__Given instruction__: Copy out all lines with the word "JSON" in them.

━━━━━ Provided records

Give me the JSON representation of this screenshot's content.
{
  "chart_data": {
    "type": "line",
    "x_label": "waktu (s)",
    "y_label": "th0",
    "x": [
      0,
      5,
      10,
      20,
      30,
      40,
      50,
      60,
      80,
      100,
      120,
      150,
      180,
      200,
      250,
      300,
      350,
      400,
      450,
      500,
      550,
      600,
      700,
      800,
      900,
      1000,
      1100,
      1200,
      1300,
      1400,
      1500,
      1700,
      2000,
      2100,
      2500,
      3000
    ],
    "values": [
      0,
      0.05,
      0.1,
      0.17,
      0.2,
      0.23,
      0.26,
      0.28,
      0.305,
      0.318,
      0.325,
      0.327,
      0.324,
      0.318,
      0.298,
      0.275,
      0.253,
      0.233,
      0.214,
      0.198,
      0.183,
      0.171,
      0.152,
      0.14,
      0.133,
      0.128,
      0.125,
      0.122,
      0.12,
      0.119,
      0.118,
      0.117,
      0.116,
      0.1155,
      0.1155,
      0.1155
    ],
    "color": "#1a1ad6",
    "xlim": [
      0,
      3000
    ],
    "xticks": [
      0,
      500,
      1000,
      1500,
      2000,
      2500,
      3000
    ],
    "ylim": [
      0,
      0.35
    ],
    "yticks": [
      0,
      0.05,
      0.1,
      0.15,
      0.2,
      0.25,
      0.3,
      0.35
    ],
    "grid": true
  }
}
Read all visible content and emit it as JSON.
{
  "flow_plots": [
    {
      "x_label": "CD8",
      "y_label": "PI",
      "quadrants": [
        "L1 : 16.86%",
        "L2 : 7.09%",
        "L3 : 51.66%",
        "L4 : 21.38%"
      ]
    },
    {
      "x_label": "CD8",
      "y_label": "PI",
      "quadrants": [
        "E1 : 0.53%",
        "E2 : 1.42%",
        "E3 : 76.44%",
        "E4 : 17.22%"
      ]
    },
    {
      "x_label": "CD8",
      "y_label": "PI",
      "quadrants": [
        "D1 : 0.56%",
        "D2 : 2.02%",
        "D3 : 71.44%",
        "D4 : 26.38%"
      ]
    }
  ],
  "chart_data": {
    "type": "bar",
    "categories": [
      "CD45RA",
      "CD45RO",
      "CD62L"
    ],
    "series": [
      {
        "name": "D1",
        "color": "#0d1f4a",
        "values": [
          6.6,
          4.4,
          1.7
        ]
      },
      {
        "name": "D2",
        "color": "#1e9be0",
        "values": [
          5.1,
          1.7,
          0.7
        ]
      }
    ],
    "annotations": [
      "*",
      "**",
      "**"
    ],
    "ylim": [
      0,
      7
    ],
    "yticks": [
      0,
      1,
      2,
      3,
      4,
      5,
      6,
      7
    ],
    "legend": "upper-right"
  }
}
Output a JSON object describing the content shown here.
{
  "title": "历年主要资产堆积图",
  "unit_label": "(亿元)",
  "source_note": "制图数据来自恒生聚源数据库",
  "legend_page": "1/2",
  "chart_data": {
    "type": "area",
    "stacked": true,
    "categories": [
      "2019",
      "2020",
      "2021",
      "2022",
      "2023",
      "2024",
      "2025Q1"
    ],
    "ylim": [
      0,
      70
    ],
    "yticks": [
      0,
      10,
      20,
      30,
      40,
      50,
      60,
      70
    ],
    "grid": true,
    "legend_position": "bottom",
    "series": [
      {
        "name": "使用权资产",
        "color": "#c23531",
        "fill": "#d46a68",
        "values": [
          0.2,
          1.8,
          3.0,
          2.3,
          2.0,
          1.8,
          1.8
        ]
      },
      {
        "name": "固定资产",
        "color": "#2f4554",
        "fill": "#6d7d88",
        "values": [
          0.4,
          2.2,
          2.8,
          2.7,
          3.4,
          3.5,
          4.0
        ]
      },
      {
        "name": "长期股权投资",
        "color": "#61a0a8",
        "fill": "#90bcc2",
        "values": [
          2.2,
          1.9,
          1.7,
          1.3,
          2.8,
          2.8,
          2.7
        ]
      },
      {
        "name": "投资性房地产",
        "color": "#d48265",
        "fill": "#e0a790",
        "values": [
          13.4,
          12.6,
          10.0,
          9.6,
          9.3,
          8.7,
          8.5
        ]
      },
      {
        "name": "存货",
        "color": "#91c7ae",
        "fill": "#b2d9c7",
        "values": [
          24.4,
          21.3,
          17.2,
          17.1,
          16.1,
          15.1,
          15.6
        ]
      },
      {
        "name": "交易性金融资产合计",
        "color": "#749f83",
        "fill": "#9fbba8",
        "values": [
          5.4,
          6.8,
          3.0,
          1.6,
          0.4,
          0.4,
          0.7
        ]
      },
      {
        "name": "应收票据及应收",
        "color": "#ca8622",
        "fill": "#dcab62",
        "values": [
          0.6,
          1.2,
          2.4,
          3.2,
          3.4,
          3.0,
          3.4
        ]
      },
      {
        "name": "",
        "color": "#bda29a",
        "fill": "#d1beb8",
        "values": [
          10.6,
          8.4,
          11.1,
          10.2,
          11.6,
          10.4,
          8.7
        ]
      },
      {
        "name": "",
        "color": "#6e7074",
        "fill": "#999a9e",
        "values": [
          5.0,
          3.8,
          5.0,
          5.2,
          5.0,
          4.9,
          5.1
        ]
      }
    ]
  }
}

━━━━━━━━━━
━━━━━ Provided records

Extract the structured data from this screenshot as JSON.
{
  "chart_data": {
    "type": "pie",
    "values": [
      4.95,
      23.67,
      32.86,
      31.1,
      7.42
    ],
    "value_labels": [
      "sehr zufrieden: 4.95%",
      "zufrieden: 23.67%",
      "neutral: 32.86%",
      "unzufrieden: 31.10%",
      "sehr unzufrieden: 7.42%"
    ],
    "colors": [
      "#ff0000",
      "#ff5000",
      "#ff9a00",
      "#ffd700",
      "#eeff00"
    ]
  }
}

━━━━━━━━━━
━━━━━ Provided records

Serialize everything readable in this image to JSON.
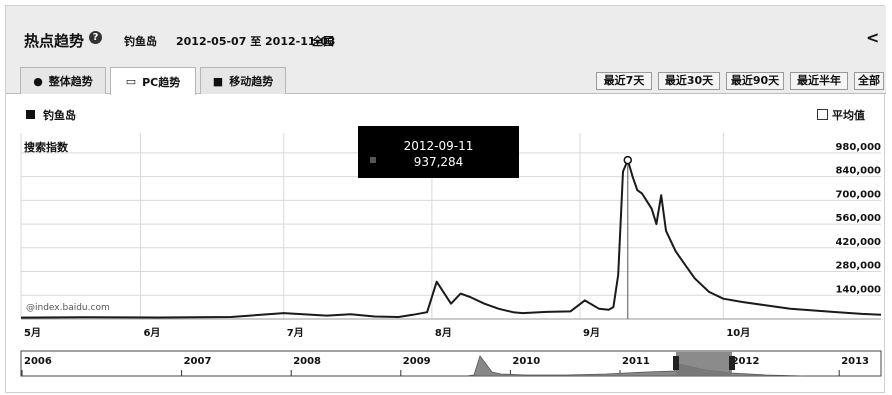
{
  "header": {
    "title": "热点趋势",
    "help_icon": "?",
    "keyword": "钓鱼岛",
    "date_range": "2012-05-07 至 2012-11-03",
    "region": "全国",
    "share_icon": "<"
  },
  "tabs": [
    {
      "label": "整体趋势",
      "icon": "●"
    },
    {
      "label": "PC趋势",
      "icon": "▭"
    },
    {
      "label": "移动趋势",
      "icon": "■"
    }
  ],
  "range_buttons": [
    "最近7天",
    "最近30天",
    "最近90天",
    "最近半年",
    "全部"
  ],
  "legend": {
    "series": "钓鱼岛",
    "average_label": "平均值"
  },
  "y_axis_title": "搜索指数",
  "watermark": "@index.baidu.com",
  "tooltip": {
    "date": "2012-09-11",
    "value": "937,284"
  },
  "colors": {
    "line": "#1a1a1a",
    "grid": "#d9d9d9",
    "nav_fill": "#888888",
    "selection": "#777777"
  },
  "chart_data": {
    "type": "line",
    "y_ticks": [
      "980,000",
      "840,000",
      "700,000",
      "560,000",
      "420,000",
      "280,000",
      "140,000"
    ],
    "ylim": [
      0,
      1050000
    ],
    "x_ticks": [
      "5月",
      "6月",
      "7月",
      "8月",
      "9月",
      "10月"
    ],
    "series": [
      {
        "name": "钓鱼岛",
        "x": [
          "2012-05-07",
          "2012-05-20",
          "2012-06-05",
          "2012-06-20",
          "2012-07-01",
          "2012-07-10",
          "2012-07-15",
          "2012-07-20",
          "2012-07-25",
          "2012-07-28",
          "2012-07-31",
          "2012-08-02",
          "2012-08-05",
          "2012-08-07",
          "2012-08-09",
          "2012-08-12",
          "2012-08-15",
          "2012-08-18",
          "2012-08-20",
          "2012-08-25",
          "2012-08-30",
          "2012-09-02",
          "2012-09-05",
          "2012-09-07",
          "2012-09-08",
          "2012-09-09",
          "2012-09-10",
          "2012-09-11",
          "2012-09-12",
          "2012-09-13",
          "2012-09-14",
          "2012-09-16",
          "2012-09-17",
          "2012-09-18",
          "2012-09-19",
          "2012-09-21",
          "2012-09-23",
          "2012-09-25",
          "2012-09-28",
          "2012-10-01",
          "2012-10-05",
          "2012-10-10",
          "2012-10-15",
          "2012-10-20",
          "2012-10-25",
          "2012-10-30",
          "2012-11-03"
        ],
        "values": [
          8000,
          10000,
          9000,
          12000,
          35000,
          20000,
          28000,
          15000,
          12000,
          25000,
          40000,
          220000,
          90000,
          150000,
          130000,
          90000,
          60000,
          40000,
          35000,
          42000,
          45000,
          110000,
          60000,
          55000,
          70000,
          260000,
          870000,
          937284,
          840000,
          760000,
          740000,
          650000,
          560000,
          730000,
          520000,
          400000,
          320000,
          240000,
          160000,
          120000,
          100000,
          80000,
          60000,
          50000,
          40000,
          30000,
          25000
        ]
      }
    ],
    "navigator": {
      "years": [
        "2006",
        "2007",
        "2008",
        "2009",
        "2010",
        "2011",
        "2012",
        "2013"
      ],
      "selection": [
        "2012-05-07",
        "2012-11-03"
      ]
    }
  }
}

━━━━━━━━━━

__Expected answer__:
Give me the JSON representation of this screenshot's content.
Read all visible content and emit it as JSON.
Output a JSON object describing the content shown here.
Extract the structured data from this screenshot as JSON.
Serialize everything readable in this image to JSON.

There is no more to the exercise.